● Task input
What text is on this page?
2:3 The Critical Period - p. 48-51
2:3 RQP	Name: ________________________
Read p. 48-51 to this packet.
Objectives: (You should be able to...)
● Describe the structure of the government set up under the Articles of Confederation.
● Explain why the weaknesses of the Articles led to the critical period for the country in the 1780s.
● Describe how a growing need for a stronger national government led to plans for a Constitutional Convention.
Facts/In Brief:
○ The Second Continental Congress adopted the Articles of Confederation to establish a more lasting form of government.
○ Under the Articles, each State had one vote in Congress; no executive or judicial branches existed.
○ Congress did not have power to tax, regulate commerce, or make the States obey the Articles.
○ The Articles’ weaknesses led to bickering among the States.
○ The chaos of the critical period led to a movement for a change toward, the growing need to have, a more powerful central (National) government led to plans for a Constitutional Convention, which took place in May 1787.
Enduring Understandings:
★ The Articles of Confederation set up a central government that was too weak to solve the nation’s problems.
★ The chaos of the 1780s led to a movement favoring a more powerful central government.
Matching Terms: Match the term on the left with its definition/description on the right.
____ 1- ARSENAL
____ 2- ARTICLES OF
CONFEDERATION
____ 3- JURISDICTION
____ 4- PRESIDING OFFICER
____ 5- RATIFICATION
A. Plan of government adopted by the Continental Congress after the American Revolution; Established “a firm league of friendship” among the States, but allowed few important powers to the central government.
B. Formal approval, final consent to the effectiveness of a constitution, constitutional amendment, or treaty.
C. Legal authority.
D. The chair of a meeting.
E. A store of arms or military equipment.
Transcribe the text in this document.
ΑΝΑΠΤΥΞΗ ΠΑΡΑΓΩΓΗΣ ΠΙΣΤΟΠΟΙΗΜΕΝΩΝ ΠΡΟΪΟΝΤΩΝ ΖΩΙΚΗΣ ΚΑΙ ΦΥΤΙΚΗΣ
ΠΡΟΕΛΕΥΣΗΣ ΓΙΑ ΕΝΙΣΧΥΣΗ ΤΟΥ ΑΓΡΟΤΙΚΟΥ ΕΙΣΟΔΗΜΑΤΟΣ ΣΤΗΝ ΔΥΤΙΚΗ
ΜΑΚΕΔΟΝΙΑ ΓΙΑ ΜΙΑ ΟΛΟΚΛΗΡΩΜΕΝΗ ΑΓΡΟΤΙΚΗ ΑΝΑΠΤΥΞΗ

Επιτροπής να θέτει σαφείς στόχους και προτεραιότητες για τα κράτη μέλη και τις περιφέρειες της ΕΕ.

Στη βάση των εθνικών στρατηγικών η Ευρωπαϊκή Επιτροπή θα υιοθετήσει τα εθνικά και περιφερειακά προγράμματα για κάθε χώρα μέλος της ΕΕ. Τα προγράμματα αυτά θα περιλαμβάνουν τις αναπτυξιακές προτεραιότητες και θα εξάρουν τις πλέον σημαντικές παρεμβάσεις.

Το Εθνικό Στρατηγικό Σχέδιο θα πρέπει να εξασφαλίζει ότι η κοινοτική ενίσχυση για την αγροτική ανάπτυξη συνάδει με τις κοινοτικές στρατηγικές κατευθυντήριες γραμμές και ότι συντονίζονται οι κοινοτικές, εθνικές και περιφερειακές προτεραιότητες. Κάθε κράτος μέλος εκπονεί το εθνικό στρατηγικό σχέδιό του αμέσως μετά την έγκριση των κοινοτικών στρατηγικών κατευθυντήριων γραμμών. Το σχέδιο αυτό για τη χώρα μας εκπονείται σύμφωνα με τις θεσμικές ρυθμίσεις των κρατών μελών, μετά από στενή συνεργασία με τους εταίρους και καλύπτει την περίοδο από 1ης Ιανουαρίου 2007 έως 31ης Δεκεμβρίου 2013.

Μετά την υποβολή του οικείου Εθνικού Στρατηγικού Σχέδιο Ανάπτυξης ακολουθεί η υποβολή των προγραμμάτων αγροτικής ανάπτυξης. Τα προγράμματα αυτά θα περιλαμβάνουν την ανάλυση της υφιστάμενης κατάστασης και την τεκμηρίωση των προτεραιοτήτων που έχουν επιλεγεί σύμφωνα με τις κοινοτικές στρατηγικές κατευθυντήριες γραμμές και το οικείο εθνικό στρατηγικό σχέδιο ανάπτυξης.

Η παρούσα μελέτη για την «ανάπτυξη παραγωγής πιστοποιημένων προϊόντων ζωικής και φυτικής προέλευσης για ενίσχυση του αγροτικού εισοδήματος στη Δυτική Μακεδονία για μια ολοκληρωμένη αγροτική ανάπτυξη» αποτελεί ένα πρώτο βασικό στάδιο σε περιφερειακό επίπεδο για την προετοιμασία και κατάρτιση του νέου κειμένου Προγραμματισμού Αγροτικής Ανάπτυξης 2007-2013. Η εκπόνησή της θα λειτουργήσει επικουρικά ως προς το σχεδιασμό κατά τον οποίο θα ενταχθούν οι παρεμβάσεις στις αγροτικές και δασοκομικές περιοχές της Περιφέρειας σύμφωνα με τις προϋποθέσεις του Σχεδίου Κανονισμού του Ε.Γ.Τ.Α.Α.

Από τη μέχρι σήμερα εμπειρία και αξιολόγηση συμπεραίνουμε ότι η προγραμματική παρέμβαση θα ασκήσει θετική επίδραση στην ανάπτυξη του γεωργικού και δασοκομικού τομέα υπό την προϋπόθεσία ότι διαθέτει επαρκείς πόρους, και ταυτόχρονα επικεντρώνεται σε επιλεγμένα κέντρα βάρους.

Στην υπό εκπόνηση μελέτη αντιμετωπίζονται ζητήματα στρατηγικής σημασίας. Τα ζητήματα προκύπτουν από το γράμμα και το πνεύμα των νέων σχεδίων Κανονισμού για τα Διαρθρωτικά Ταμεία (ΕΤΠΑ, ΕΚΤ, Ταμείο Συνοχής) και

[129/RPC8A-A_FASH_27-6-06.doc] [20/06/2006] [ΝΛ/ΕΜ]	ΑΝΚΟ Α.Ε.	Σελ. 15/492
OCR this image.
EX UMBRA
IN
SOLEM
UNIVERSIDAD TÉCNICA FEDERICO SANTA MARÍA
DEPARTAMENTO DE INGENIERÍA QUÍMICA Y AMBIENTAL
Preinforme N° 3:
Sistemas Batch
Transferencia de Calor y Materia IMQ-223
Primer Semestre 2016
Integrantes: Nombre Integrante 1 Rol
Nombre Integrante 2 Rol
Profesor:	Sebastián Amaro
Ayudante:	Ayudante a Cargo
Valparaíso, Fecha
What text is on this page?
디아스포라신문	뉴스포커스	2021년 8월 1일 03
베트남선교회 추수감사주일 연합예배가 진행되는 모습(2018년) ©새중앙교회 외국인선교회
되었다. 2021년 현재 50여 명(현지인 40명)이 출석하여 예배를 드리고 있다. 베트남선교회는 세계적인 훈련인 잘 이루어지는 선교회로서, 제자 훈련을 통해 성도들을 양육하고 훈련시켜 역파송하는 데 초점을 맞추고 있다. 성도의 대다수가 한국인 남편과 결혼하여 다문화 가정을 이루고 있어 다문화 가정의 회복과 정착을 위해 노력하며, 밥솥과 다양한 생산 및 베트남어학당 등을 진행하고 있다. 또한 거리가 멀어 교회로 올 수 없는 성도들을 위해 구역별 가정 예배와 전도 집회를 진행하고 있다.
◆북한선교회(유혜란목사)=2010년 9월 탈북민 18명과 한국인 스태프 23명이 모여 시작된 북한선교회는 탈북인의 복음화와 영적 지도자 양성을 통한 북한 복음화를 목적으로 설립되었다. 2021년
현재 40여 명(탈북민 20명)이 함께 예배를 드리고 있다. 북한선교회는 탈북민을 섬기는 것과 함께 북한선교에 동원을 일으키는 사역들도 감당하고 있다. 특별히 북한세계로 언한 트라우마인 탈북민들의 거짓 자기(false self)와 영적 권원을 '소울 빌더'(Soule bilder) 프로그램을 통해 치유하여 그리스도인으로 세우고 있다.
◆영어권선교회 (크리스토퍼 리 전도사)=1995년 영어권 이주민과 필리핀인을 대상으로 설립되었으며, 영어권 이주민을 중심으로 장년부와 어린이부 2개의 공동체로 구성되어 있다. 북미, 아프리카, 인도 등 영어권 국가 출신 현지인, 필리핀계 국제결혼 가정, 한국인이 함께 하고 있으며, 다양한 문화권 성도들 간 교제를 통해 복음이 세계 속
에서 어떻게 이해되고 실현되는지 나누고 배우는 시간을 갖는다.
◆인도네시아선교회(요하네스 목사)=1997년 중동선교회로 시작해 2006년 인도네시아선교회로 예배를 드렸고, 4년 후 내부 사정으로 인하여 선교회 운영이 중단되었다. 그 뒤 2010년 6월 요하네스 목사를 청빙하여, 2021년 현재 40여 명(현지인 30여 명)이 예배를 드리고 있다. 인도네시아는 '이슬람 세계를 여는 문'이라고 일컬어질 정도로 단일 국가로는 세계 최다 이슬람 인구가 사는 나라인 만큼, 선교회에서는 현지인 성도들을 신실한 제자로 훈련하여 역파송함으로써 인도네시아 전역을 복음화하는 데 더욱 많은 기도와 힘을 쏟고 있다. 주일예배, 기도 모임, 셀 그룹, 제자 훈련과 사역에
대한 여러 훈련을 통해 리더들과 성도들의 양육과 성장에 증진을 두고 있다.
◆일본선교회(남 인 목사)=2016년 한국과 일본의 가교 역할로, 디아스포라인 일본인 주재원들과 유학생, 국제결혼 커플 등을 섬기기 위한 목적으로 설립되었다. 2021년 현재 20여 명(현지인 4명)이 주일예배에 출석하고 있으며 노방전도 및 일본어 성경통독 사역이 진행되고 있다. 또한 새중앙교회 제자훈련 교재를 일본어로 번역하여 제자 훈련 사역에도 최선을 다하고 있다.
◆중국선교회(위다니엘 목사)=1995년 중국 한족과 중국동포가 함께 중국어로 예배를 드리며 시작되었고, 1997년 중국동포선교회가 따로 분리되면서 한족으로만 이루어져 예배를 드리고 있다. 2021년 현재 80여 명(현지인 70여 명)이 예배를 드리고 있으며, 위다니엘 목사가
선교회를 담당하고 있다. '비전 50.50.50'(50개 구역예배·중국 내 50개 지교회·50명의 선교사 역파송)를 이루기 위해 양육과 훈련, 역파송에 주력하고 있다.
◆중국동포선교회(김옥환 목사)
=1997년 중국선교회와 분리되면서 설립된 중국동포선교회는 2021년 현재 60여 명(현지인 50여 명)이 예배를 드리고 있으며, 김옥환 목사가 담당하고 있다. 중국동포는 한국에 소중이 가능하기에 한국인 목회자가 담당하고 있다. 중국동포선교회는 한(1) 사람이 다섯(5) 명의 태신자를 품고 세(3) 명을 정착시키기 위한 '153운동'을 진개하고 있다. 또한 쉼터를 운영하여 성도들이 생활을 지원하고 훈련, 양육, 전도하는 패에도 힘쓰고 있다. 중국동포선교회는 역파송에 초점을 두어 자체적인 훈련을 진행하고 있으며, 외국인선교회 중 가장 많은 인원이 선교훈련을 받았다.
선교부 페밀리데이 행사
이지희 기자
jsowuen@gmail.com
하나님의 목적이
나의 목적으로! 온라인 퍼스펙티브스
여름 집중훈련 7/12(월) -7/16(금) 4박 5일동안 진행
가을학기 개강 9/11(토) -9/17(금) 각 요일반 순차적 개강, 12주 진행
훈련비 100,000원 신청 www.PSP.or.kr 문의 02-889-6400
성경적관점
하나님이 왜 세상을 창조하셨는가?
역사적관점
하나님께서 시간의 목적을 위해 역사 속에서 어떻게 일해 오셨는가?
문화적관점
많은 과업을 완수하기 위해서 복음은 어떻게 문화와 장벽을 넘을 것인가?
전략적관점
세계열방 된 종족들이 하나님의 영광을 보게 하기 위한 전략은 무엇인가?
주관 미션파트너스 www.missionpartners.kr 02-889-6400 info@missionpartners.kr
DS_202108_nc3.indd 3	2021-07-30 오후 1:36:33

● What is expected
Pick out each line containing "γραμμές" and report it.

● Result for this task
Το Εθνικό Στρατηγικό Σχέδιο θα πρέπει να εξασφαλίζει ότι η κοινοτική ενίσχυση για την αγροτική ανάπτυξη συνάδει με τις κοινοτικές στρατηγικές κατευθυντήριες γραμμές και ότι συντονίζονται οι κοινοτικές, εθνικές και περιφερειακές προτεραιότητες. Κάθε κράτος μέλος εκπονεί το εθνικό στρατηγικό σχέδιό του αμέσως μετά την έγκριση των κοινοτικών στρατηγικών κατευθυντήριων γραμμών. Το σχέδιο αυτό για τη χώρα μας εκπονείται σύμφωνα με τις θεσμικές ρυθμίσεις των κρατών μελών, μετά από στενή συνεργασία με τους εταίρους και καλύπτει την περίοδο από 1ης Ιανουαρίου 2007 έως 31ης Δεκεμβρίου 2013.
Μετά την υποβολή του οικείου Εθνικού Στρατηγικού Σχέδιο Ανάπτυξης ακολουθεί η υποβολή των προγραμμάτων αγροτικής ανάπτυξης. Τα προγράμματα αυτά θα περιλαμβάνουν την ανάλυση της υφιστάμενης κατάστασης και την τεκμηρίωση των προτεραιοτήτων που έχουν επιλεγεί σύμφωνα με τις κοινοτικές στρατηγικές κατευθυντήριες γραμμές και το οικείο εθνικό στρατηγικό σχέδιο ανάπτυξης.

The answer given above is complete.